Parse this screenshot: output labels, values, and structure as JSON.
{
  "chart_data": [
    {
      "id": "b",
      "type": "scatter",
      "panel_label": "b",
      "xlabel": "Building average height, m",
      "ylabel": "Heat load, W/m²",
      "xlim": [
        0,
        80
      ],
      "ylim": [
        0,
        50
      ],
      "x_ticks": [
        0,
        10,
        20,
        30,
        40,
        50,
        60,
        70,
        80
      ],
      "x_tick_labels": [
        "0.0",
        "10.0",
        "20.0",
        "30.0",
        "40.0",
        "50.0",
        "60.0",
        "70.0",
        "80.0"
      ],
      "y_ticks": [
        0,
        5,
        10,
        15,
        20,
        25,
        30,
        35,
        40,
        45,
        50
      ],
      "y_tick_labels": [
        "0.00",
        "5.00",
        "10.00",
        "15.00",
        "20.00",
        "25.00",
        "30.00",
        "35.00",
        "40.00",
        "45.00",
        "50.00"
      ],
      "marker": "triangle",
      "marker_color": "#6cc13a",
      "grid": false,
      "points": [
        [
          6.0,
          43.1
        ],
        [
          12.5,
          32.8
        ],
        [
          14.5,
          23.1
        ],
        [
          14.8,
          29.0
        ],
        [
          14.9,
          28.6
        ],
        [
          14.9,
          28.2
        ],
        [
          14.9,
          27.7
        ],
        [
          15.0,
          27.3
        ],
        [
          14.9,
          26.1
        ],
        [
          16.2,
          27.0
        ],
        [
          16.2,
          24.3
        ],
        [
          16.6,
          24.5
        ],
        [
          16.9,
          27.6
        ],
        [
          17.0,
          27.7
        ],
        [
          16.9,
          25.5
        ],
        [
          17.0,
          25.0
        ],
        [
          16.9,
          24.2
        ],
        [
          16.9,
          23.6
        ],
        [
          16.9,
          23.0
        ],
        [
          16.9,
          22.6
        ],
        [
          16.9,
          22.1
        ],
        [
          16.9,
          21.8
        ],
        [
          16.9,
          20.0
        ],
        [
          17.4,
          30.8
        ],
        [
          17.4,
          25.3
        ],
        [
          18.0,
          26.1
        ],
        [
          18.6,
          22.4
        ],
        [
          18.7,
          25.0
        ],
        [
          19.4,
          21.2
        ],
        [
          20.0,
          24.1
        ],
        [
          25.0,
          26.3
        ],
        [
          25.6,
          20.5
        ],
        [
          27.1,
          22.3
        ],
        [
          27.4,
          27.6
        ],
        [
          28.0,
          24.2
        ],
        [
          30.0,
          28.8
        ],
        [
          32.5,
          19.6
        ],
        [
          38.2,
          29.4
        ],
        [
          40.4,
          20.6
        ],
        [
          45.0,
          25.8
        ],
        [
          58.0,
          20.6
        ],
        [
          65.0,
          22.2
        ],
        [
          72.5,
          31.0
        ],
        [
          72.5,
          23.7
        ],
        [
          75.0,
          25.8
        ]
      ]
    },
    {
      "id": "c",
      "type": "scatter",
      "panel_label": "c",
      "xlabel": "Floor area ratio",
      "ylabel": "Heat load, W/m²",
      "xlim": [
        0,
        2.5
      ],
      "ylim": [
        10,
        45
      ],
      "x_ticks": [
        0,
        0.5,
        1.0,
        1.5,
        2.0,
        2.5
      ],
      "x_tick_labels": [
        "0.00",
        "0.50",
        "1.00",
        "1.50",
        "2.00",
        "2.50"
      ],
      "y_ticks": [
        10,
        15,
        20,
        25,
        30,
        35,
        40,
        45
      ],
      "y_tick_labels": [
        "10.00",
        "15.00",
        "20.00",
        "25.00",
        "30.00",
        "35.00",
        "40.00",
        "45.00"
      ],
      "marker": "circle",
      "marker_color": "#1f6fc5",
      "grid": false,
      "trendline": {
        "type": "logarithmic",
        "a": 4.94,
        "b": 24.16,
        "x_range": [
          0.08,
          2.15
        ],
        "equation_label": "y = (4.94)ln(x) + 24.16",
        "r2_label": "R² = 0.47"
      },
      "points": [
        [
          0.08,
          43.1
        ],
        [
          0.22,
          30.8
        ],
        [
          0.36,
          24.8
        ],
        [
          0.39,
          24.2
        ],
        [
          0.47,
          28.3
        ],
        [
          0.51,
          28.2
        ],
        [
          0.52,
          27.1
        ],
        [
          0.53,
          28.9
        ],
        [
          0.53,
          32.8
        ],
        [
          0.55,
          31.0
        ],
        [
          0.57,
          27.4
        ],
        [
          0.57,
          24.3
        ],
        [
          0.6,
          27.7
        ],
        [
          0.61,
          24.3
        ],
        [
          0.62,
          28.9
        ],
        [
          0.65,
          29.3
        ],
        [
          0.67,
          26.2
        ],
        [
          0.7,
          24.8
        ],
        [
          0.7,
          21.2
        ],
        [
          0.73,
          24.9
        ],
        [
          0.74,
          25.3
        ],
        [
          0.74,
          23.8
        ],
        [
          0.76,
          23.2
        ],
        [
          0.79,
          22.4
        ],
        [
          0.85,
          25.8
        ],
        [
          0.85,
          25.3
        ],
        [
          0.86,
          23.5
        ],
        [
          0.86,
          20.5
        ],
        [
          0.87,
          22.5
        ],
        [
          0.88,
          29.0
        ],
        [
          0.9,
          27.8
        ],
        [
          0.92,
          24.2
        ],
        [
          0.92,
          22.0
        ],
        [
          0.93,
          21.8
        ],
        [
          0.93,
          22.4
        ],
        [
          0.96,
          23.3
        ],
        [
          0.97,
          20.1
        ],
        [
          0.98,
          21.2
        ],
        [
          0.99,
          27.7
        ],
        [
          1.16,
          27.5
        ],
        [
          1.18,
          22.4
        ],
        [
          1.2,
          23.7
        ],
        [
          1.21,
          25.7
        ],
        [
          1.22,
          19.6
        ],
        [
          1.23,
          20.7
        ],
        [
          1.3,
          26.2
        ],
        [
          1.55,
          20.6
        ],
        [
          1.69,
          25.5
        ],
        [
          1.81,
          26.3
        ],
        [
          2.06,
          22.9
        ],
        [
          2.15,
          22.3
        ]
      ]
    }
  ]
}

□ □ □ □ □ □ □

» DIRECTIONS
The records above should all be quoted exactly, please.

» OUTPUT
Parse this screenshot: output labels, values, and structure as JSON.
{
  "chart_data": [
    {
      "id": "b",
      "type": "scatter",
      "panel_label": "b",
      "xlabel": "Building average height, m",
      "ylabel": "Heat load, W/m²",
      "xlim": [
        0,
        80
      ],
      "ylim": [
        0,
        50
      ],
      "x_ticks": [
        0,
        10,
        20,
        30,
        40,
        50,
        60,
        70,
        80
      ],
      "x_tick_labels": [
        "0.0",
        "10.0",
        "20.0",
        "30.0",
        "40.0",
        "50.0",
        "60.0",
        "70.0",
        "80.0"
      ],
      "y_ticks": [
        0,
        5,
        10,
        15,
        20,
        25,
        30,
        35,
        40,
        45,
        50
      ],
      "y_tick_labels": [
        "0.00",
        "5.00",
        "10.00",
        "15.00",
        "20.00",
        "25.00",
        "30.00",
        "35.00",
        "40.00",
        "45.00",
        "50.00"
      ],
      "marker": "triangle",
      "marker_color": "#6cc13a",
      "grid": false,
      "points": [
        [
          6.0,
          43.1
        ],
        [
          12.5,
          32.8
        ],
        [
          14.5,
          23.1
        ],
        [
          14.8,
          29.0
        ],
        [
          14.9,
          28.6
        ],
        [
          14.9,
          28.2
        ],
        [
          14.9,
          27.7
        ],
        [
          15.0,
          27.3
        ],
        [
          14.9,
          26.1
        ],
        [
          16.2,
          27.0
        ],
        [
          16.2,
          24.3
        ],
        [
          16.6,
          24.5
        ],
        [
          16.9,
          27.6
        ],
        [
          17.0,
          27.7
        ],
        [
          16.9,
          25.5
        ],
        [
          17.0,
          25.0
        ],
        [
          16.9,
          24.2
        ],
        [
          16.9,
          23.6
        ],
        [
          16.9,
          23.0
        ],
        [
          16.9,
          22.6
        ],
        [
          16.9,
          22.1
        ],
        [
          16.9,
          21.8
        ],
        [
          16.9,
          20.0
        ],
        [
          17.4,
          30.8
        ],
        [
          17.4,
          25.3
        ],
        [
          18.0,
          26.1
        ],
        [
          18.6,
          22.4
        ],
        [
          18.7,
          25.0
        ],
        [
          19.4,
          21.2
        ],
        [
          20.0,
          24.1
        ],
        [
          25.0,
          26.3
        ],
        [
          25.6,
          20.5
        ],
        [
          27.1,
          22.3
        ],
        [
          27.4,
          27.6
        ],
        [
          28.0,
          24.2
        ],
        [
          30.0,
          28.8
        ],
        [
          32.5,
          19.6
        ],
        [
          38.2,
          29.4
        ],
        [
          40.4,
          20.6
        ],
        [
          45.0,
          25.8
        ],
        [
          58.0,
          20.6
        ],
        [
          65.0,
          22.2
        ],
        [
          72.5,
          31.0
        ],
        [
          72.5,
          23.7
        ],
        [
          75.0,
          25.8
        ]
      ]
    },
    {
      "id": "c",
      "type": "scatter",
      "panel_label": "c",
      "xlabel": "Floor area ratio",
      "ylabel": "Heat load, W/m²",
      "xlim": [
        0,
        2.5
      ],
      "ylim": [
        10,
        45
      ],
      "x_ticks": [
        0,
        0.5,
        1.0,
        1.5,
        2.0,
        2.5
      ],
      "x_tick_labels": [
        "0.00",
        "0.50",
        "1.00",
        "1.50",
        "2.00",
        "2.50"
      ],
      "y_ticks": [
        10,
        15,
        20,
        25,
        30,
        35,
        40,
        45
      ],
      "y_tick_labels": [
        "10.00",
        "15.00",
        "20.00",
        "25.00",
        "30.00",
        "35.00",
        "40.00",
        "45.00"
      ],
      "marker": "circle",
      "marker_color": "#1f6fc5",
      "grid": false,
      "trendline": {
        "type": "logarithmic",
        "a": 4.94,
        "b": 24.16,
        "x_range": [
          0.08,
          2.15
        ],
        "equation_label": "y = (4.94)ln(x) + 24.16",
        "r2_label": "R² = 0.47"
      },
      "points": [
        [
          0.08,
          43.1
        ],
        [
          0.22,
          30.8
        ],
        [
          0.36,
          24.8
        ],
        [
          0.39,
          24.2
        ],
        [
          0.47,
          28.3
        ],
        [
          0.51,
          28.2
        ],
        [
          0.52,
          27.1
        ],
        [
          0.53,
          28.9
        ],
        [
          0.53,
          32.8
        ],
        [
          0.55,
          31.0
        ],
        [
          0.57,
          27.4
        ],
        [
          0.57,
          24.3
        ],
        [
          0.6,
          27.7
        ],
        [
          0.61,
          24.3
        ],
        [
          0.62,
          28.9
        ],
        [
          0.65,
          29.3
        ],
        [
          0.67,
          26.2
        ],
        [
          0.7,
          24.8
        ],
        [
          0.7,
          21.2
        ],
        [
          0.73,
          24.9
        ],
        [
          0.74,
          25.3
        ],
        [
          0.74,
          23.8
        ],
        [
          0.76,
          23.2
        ],
        [
          0.79,
          22.4
        ],
        [
          0.85,
          25.8
        ],
        [
          0.85,
          25.3
        ],
        [
          0.86,
          23.5
        ],
        [
          0.86,
          20.5
        ],
        [
          0.87,
          22.5
        ],
        [
          0.88,
          29.0
        ],
        [
          0.9,
          27.8
        ],
        [
          0.92,
          24.2
        ],
        [
          0.92,
          22.0
        ],
        [
          0.93,
          21.8
        ],
        [
          0.93,
          22.4
        ],
        [
          0.96,
          23.3
        ],
        [
          0.97,
          20.1
        ],
        [
          0.98,
          21.2
        ],
        [
          0.99,
          27.7
        ],
        [
          1.16,
          27.5
        ],
        [
          1.18,
          22.4
        ],
        [
          1.2,
          23.7
        ],
        [
          1.21,
          25.7
        ],
        [
          1.22,
          19.6
        ],
        [
          1.23,
          20.7
        ],
        [
          1.3,
          26.2
        ],
        [
          1.55,
          20.6
        ],
        [
          1.69,
          25.5
        ],
        [
          1.81,
          26.3
        ],
        [
          2.06,
          22.9
        ],
        [
          2.15,
          22.3
        ]
      ]
    }
  ]
}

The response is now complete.